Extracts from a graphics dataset
· · ·
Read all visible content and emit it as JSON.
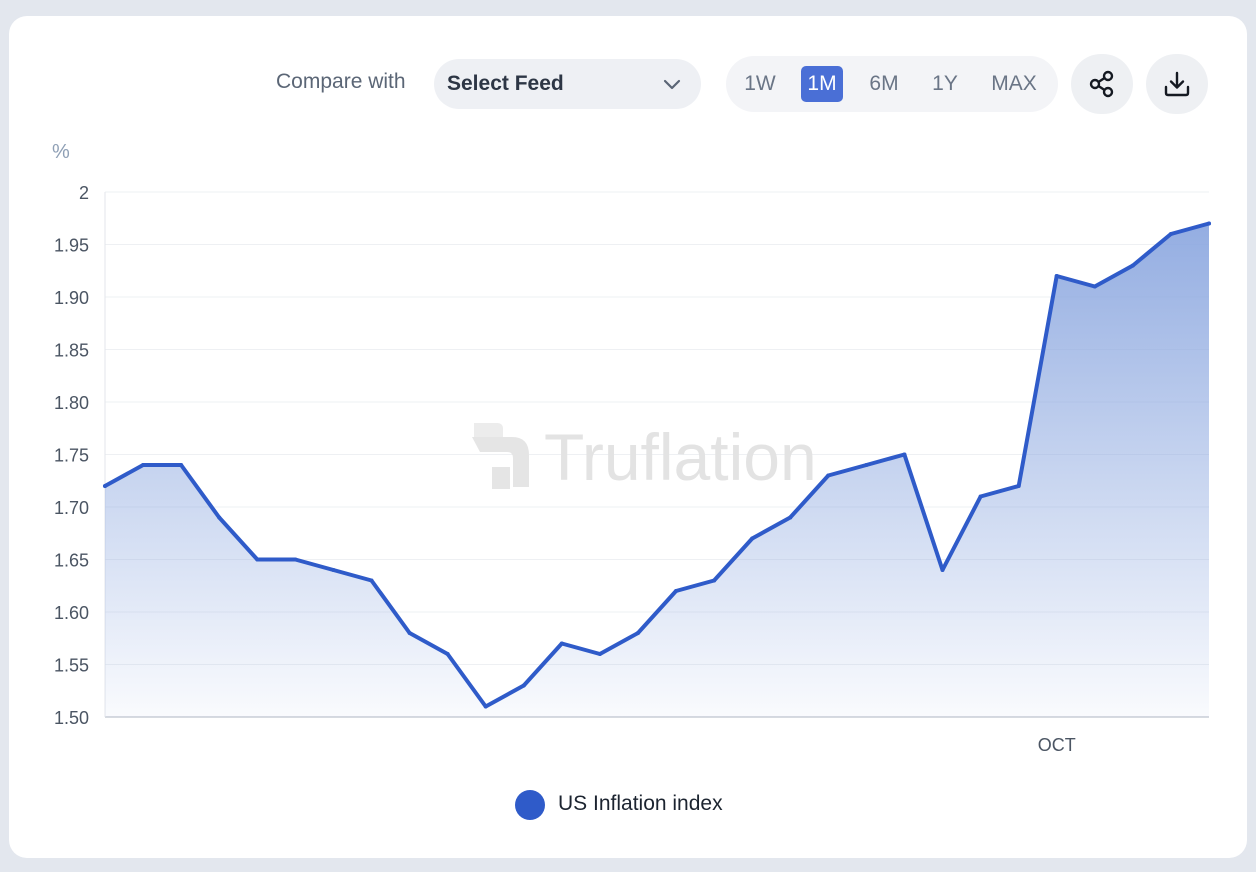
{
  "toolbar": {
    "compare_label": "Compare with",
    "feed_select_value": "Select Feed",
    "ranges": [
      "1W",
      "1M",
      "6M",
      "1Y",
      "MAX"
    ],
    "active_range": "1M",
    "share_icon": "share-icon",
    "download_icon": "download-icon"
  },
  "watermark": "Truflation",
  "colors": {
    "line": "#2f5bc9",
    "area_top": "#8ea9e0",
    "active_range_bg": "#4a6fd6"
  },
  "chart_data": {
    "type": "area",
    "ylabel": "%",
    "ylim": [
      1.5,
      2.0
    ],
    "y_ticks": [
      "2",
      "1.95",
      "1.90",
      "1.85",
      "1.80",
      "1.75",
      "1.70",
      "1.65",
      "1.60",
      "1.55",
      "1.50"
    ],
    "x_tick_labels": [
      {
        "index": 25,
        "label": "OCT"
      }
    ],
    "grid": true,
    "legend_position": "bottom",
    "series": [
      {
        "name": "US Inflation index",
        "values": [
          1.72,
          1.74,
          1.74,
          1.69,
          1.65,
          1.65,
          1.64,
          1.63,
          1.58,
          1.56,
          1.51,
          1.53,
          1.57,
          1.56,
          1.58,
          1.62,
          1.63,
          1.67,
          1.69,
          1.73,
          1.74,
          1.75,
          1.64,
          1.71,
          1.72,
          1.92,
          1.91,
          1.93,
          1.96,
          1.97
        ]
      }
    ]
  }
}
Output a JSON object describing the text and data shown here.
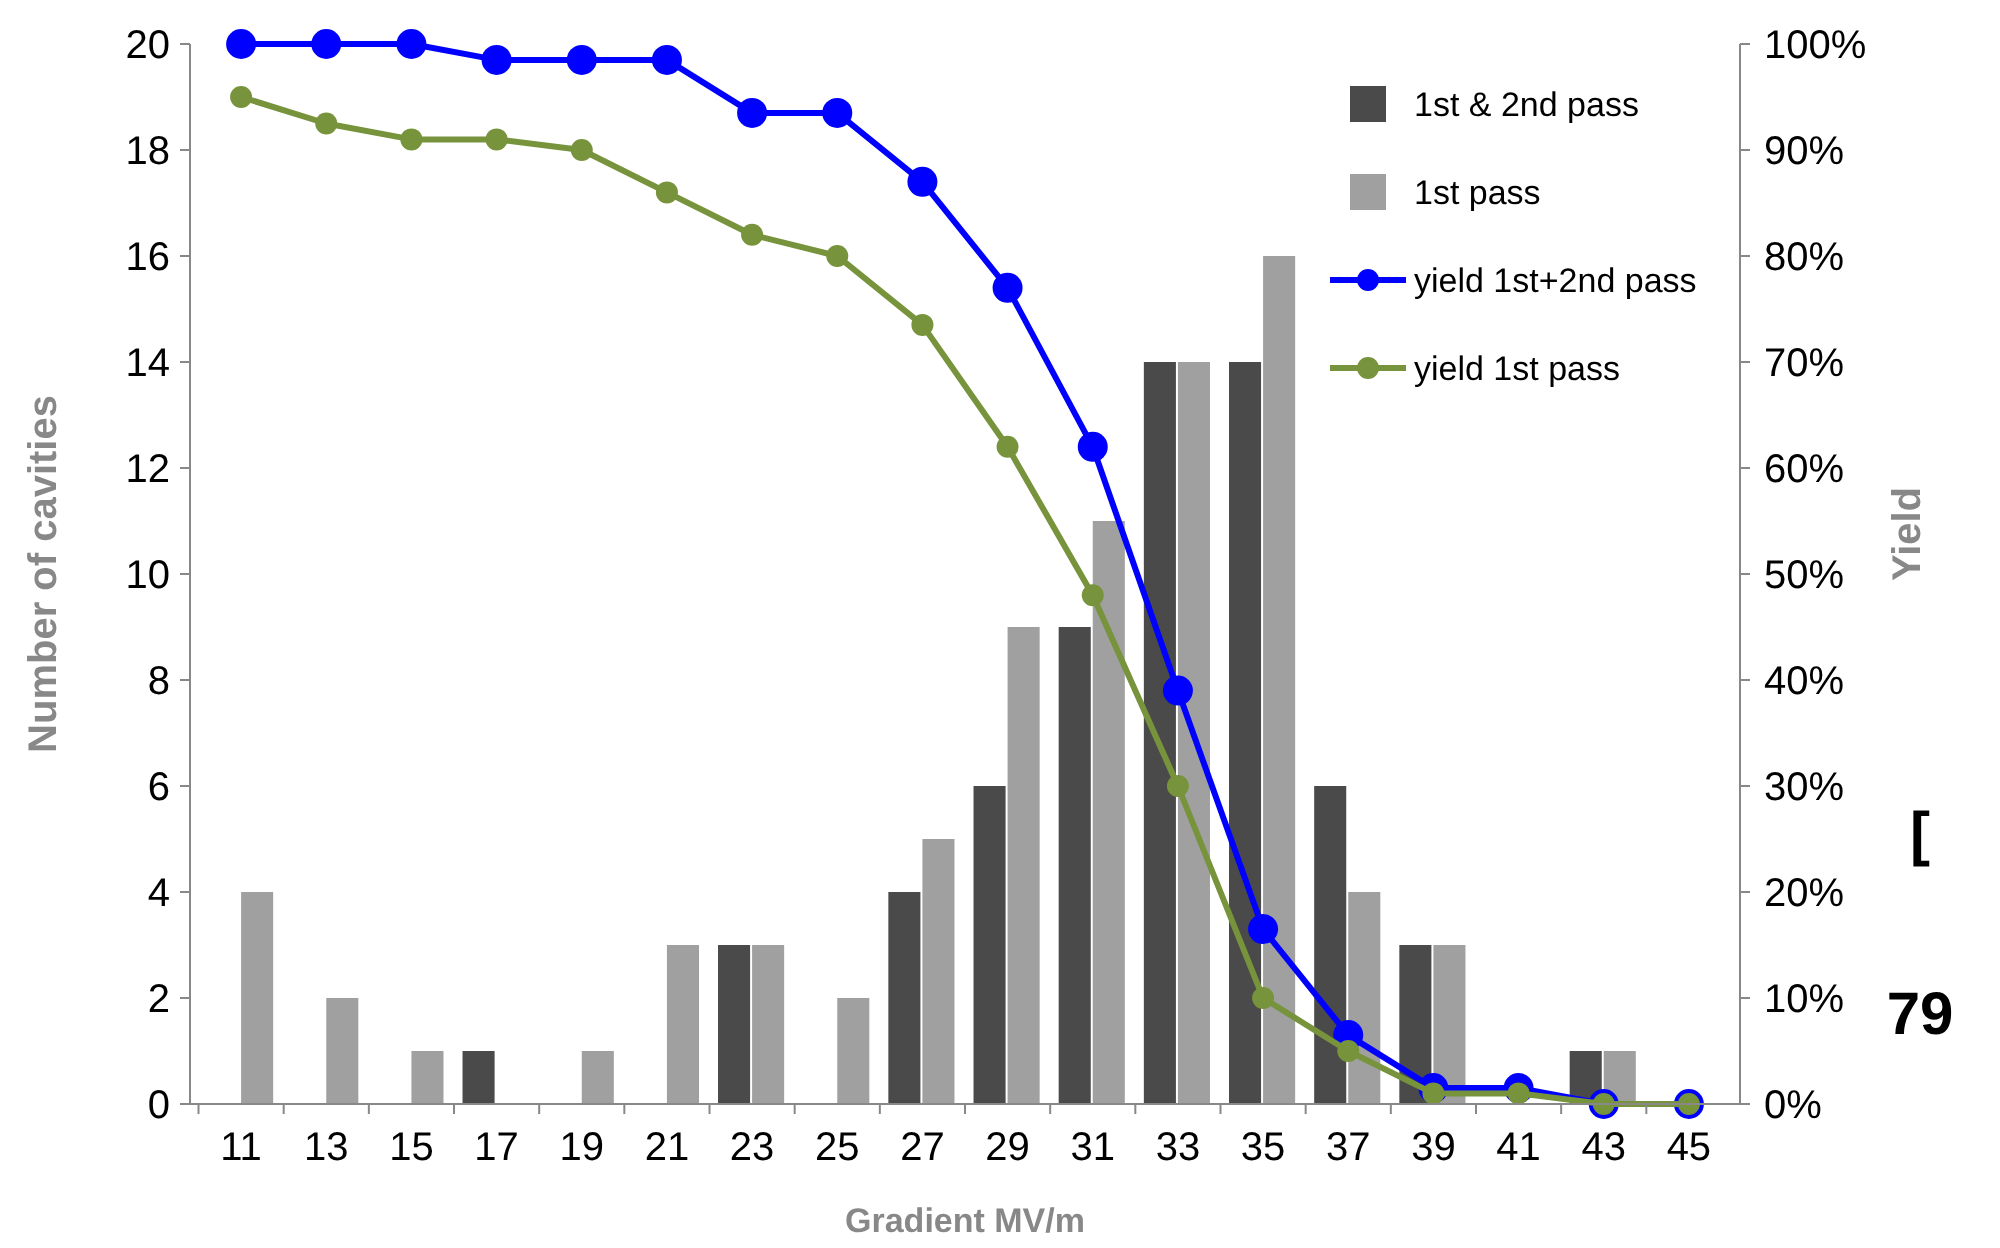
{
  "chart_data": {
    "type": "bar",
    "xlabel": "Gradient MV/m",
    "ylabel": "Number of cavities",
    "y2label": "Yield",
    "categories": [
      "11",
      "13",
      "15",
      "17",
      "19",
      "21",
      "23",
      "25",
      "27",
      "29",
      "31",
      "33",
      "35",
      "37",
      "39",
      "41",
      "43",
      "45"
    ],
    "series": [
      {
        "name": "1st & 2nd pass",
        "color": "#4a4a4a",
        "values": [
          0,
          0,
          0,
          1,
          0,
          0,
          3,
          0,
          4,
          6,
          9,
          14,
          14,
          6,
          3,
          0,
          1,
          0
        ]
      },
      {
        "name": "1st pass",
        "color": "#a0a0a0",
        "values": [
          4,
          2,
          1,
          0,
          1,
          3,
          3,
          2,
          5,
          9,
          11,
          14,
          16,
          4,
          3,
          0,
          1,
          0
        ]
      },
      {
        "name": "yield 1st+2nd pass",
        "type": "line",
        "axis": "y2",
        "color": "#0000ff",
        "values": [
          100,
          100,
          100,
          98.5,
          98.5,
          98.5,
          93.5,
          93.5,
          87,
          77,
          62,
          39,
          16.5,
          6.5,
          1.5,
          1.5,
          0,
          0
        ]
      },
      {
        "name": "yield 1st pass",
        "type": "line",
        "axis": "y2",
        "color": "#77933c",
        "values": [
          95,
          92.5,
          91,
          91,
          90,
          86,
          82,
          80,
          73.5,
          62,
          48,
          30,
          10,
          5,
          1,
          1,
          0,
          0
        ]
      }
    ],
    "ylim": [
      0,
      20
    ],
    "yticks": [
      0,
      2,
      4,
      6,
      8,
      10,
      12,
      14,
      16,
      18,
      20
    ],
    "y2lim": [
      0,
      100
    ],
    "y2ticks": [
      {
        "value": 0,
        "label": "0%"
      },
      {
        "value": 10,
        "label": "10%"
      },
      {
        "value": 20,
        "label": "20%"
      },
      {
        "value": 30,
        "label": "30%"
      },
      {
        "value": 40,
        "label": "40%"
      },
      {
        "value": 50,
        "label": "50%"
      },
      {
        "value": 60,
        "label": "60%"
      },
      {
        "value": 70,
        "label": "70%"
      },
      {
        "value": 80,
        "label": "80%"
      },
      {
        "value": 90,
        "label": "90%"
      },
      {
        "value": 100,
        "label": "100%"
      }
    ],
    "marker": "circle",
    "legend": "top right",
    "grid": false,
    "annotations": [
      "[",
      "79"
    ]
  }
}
· · ·
**What to produce**: Reproduce every record above exactly, but leave out the pictures.

**Problem solution**:
Read all visible content and emit it as JSON.
{
  "toolbar": {
    "compare_label": "Compare with",
    "feed_select_value": "Select Feed",
    "ranges": [
      "1W",
      "1M",
      "6M",
      "1Y",
      "MAX"
    ],
    "active_range": "1M",
    "share_icon": "share-icon",
    "download_icon": "download-icon"
  },
  "watermark": "Truflation",
  "colors": {
    "line": "#2f5bc9",
    "area_top": "#8ea9e0",
    "active_range_bg": "#4a6fd6"
  },
  "chart_data": {
    "type": "area",
    "ylabel": "%",
    "ylim": [
      1.5,
      2.0
    ],
    "y_ticks": [
      "2",
      "1.95",
      "1.90",
      "1.85",
      "1.80",
      "1.75",
      "1.70",
      "1.65",
      "1.60",
      "1.55",
      "1.50"
    ],
    "x_tick_labels": [
      {
        "index": 25,
        "label": "OCT"
      }
    ],
    "grid": true,
    "legend_position": "bottom",
    "series": [
      {
        "name": "US Inflation index",
        "values": [
          1.72,
          1.74,
          1.74,
          1.69,
          1.65,
          1.65,
          1.64,
          1.63,
          1.58,
          1.56,
          1.51,
          1.53,
          1.57,
          1.56,
          1.58,
          1.62,
          1.63,
          1.67,
          1.69,
          1.73,
          1.74,
          1.75,
          1.64,
          1.71,
          1.72,
          1.92,
          1.91,
          1.93,
          1.96,
          1.97
        ]
      }
    ]
  }
}
Output a JSON object describing the text and data shown here.
{
  "chart_data": {
    "type": "bar",
    "xlabel": "Gradient MV/m",
    "ylabel": "Number of cavities",
    "y2label": "Yield",
    "categories": [
      "11",
      "13",
      "15",
      "17",
      "19",
      "21",
      "23",
      "25",
      "27",
      "29",
      "31",
      "33",
      "35",
      "37",
      "39",
      "41",
      "43",
      "45"
    ],
    "series": [
      {
        "name": "1st & 2nd pass",
        "color": "#4a4a4a",
        "values": [
          0,
          0,
          0,
          1,
          0,
          0,
          3,
          0,
          4,
          6,
          9,
          14,
          14,
          6,
          3,
          0,
          1,
          0
        ]
      },
      {
        "name": "1st pass",
        "color": "#a0a0a0",
        "values": [
          4,
          2,
          1,
          0,
          1,
          3,
          3,
          2,
          5,
          9,
          11,
          14,
          16,
          4,
          3,
          0,
          1,
          0
        ]
      },
      {
        "name": "yield 1st+2nd pass",
        "type": "line",
        "axis": "y2",
        "color": "#0000ff",
        "values": [
          100,
          100,
          100,
          98.5,
          98.5,
          98.5,
          93.5,
          93.5,
          87,
          77,
          62,
          39,
          16.5,
          6.5,
          1.5,
          1.5,
          0,
          0
        ]
      },
      {
        "name": "yield 1st pass",
        "type": "line",
        "axis": "y2",
        "color": "#77933c",
        "values": [
          95,
          92.5,
          91,
          91,
          90,
          86,
          82,
          80,
          73.5,
          62,
          48,
          30,
          10,
          5,
          1,
          1,
          0,
          0
        ]
      }
    ],
    "ylim": [
      0,
      20
    ],
    "yticks": [
      0,
      2,
      4,
      6,
      8,
      10,
      12,
      14,
      16,
      18,
      20
    ],
    "y2lim": [
      0,
      100
    ],
    "y2ticks": [
      {
        "value": 0,
        "label": "0%"
      },
      {
        "value": 10,
        "label": "10%"
      },
      {
        "value": 20,
        "label": "20%"
      },
      {
        "value": 30,
        "label": "30%"
      },
      {
        "value": 40,
        "label": "40%"
      },
      {
        "value": 50,
        "label": "50%"
      },
      {
        "value": 60,
        "label": "60%"
      },
      {
        "value": 70,
        "label": "70%"
      },
      {
        "value": 80,
        "label": "80%"
      },
      {
        "value": 90,
        "label": "90%"
      },
      {
        "value": 100,
        "label": "100%"
      }
    ],
    "marker": "circle",
    "legend": "top right",
    "grid": false,
    "annotations": [
      "[",
      "79"
    ]
  }
}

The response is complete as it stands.